Direction: Print the full listing exactly.

Records for this exercise:
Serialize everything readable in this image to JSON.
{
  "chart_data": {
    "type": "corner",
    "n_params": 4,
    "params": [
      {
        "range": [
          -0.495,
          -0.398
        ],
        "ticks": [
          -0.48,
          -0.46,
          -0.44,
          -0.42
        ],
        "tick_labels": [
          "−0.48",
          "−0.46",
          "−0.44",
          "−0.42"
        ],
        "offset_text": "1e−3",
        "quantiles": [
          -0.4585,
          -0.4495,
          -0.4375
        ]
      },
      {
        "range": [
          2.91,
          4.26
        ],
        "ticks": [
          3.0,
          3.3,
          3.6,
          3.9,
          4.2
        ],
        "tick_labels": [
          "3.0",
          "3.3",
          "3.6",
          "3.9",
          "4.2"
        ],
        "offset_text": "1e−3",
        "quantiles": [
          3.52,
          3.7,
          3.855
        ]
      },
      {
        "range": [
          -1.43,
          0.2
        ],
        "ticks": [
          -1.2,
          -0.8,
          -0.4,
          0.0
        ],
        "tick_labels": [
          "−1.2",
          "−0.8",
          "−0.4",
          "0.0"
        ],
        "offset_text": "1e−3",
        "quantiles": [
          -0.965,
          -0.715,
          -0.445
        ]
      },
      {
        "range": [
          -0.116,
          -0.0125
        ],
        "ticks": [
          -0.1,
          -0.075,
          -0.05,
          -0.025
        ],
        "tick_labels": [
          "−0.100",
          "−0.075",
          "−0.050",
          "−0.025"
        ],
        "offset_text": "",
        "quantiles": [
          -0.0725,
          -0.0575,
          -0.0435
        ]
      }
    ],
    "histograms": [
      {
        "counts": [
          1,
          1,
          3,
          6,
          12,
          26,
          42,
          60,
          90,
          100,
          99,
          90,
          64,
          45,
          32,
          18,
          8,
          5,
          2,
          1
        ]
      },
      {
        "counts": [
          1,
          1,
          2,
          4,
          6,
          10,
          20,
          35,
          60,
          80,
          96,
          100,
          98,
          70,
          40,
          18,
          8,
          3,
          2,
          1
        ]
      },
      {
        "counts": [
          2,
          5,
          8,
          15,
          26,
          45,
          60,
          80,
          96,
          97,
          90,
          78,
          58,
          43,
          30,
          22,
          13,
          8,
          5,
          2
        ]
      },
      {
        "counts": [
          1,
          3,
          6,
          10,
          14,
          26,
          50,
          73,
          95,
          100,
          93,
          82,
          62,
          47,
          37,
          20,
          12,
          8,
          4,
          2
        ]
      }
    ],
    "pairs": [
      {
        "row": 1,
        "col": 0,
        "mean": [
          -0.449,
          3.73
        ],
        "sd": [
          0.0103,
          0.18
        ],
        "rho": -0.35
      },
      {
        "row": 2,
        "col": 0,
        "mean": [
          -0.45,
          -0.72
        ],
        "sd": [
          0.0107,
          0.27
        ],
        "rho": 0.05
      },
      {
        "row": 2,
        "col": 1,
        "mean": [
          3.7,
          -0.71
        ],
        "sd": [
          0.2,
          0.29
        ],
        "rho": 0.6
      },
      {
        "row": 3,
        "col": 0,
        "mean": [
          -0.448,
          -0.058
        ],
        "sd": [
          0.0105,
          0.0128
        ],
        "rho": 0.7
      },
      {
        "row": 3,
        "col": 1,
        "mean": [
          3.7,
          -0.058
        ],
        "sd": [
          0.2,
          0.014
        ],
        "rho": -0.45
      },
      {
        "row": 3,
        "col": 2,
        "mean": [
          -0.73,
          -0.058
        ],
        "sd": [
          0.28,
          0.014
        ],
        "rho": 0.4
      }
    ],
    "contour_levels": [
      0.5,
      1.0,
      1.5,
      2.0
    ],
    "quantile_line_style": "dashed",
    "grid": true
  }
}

Exercise answer:
Serialize everything readable in this image to JSON.
{
  "chart_data": {
    "type": "corner",
    "n_params": 4,
    "params": [
      {
        "range": [
          -0.495,
          -0.398
        ],
        "ticks": [
          -0.48,
          -0.46,
          -0.44,
          -0.42
        ],
        "tick_labels": [
          "−0.48",
          "−0.46",
          "−0.44",
          "−0.42"
        ],
        "offset_text": "1e−3",
        "quantiles": [
          -0.4585,
          -0.4495,
          -0.4375
        ]
      },
      {
        "range": [
          2.91,
          4.26
        ],
        "ticks": [
          3.0,
          3.3,
          3.6,
          3.9,
          4.2
        ],
        "tick_labels": [
          "3.0",
          "3.3",
          "3.6",
          "3.9",
          "4.2"
        ],
        "offset_text": "1e−3",
        "quantiles": [
          3.52,
          3.7,
          3.855
        ]
      },
      {
        "range": [
          -1.43,
          0.2
        ],
        "ticks": [
          -1.2,
          -0.8,
          -0.4,
          0.0
        ],
        "tick_labels": [
          "−1.2",
          "−0.8",
          "−0.4",
          "0.0"
        ],
        "offset_text": "1e−3",
        "quantiles": [
          -0.965,
          -0.715,
          -0.445
        ]
      },
      {
        "range": [
          -0.116,
          -0.0125
        ],
        "ticks": [
          -0.1,
          -0.075,
          -0.05,
          -0.025
        ],
        "tick_labels": [
          "−0.100",
          "−0.075",
          "−0.050",
          "−0.025"
        ],
        "offset_text": "",
        "quantiles": [
          -0.0725,
          -0.0575,
          -0.0435
        ]
      }
    ],
    "histograms": [
      {
        "counts": [
          1,
          1,
          3,
          6,
          12,
          26,
          42,
          60,
          90,
          100,
          99,
          90,
          64,
          45,
          32,
          18,
          8,
          5,
          2,
          1
        ]
      },
      {
        "counts": [
          1,
          1,
          2,
          4,
          6,
          10,
          20,
          35,
          60,
          80,
          96,
          100,
          98,
          70,
          40,
          18,
          8,
          3,
          2,
          1
        ]
      },
      {
        "counts": [
          2,
          5,
          8,
          15,
          26,
          45,
          60,
          80,
          96,
          97,
          90,
          78,
          58,
          43,
          30,
          22,
          13,
          8,
          5,
          2
        ]
      },
      {
        "counts": [
          1,
          3,
          6,
          10,
          14,
          26,
          50,
          73,
          95,
          100,
          93,
          82,
          62,
          47,
          37,
          20,
          12,
          8,
          4,
          2
        ]
      }
    ],
    "pairs": [
      {
        "row": 1,
        "col": 0,
        "mean": [
          -0.449,
          3.73
        ],
        "sd": [
          0.0103,
          0.18
        ],
        "rho": -0.35
      },
      {
        "row": 2,
        "col": 0,
        "mean": [
          -0.45,
          -0.72
        ],
        "sd": [
          0.0107,
          0.27
        ],
        "rho": 0.05
      },
      {
        "row": 2,
        "col": 1,
        "mean": [
          3.7,
          -0.71
        ],
        "sd": [
          0.2,
          0.29
        ],
        "rho": 0.6
      },
      {
        "row": 3,
        "col": 0,
        "mean": [
          -0.448,
          -0.058
        ],
        "sd": [
          0.0105,
          0.0128
        ],
        "rho": 0.7
      },
      {
        "row": 3,
        "col": 1,
        "mean": [
          3.7,
          -0.058
        ],
        "sd": [
          0.2,
          0.014
        ],
        "rho": -0.45
      },
      {
        "row": 3,
        "col": 2,
        "mean": [
          -0.73,
          -0.058
        ],
        "sd": [
          0.28,
          0.014
        ],
        "rho": 0.4
      }
    ],
    "contour_levels": [
      0.5,
      1.0,
      1.5,
      2.0
    ],
    "quantile_line_style": "dashed",
    "grid": true
  }
}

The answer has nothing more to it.